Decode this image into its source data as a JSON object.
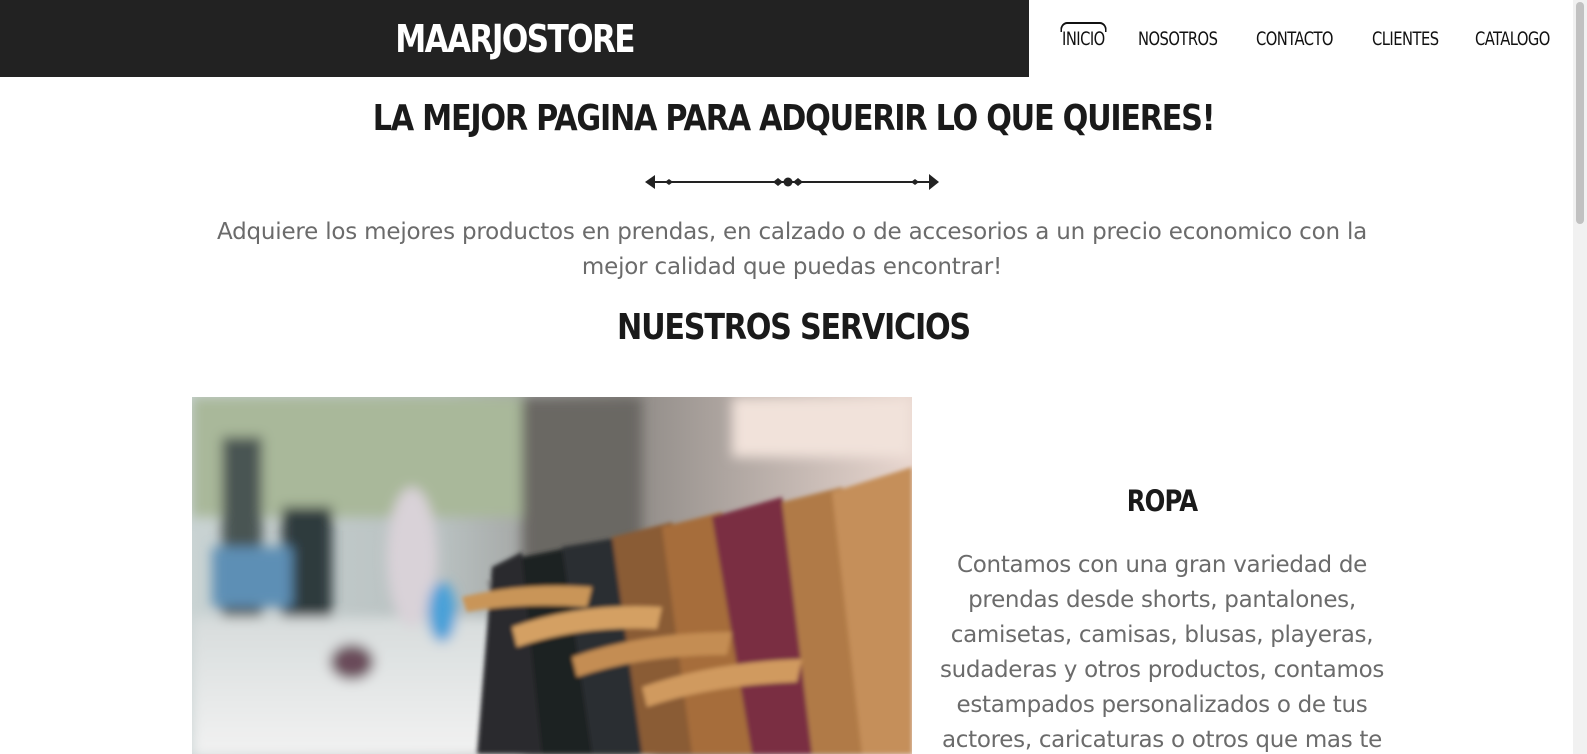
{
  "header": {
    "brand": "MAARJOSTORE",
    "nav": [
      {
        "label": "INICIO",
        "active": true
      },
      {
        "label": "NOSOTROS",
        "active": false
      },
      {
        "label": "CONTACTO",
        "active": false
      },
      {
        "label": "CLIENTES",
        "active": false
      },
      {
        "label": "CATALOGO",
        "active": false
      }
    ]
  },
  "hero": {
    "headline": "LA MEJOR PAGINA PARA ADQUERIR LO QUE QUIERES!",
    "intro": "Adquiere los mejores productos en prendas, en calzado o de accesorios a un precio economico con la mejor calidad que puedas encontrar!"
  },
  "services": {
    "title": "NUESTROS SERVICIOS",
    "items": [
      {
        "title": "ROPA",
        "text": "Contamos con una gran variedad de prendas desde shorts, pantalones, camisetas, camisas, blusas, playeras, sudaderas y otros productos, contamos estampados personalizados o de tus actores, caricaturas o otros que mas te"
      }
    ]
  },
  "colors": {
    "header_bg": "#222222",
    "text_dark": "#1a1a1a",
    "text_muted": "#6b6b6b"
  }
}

---

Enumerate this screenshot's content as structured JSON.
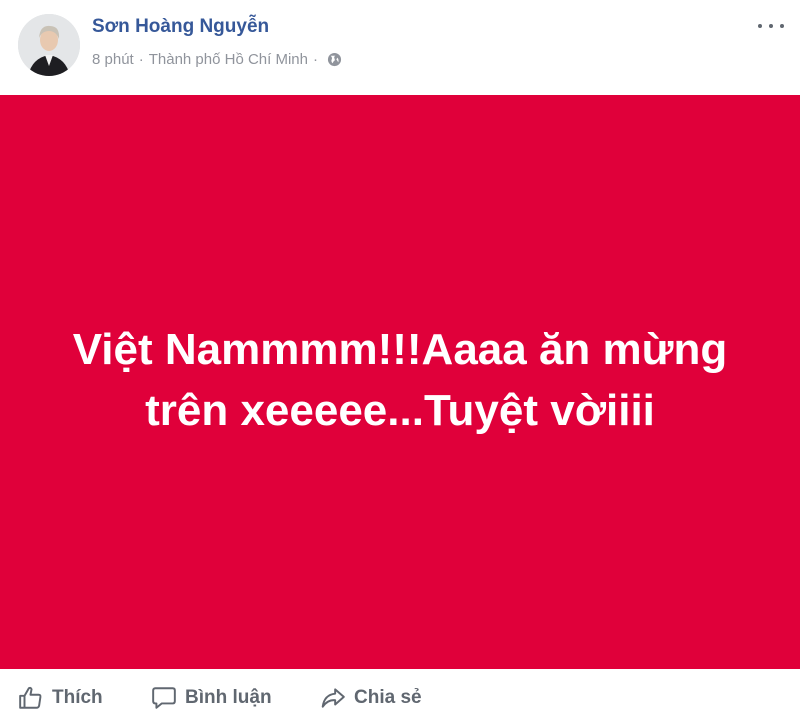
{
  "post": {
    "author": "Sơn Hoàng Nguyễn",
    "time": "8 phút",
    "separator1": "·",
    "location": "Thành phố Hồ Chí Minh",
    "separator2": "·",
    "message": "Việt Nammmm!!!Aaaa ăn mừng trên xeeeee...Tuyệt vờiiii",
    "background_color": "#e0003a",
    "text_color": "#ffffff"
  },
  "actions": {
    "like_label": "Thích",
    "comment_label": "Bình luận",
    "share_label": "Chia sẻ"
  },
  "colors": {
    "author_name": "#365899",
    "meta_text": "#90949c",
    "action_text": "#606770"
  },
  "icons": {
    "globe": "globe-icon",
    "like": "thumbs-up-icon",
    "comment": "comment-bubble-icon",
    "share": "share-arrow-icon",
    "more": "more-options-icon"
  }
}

=== Problem to solve ===
List every line from the entries above in which "this" appears.

=== Expected answer ===
Decode this image into its source data as a JSON object.
Enumerate this screenshot's content as structured JSON.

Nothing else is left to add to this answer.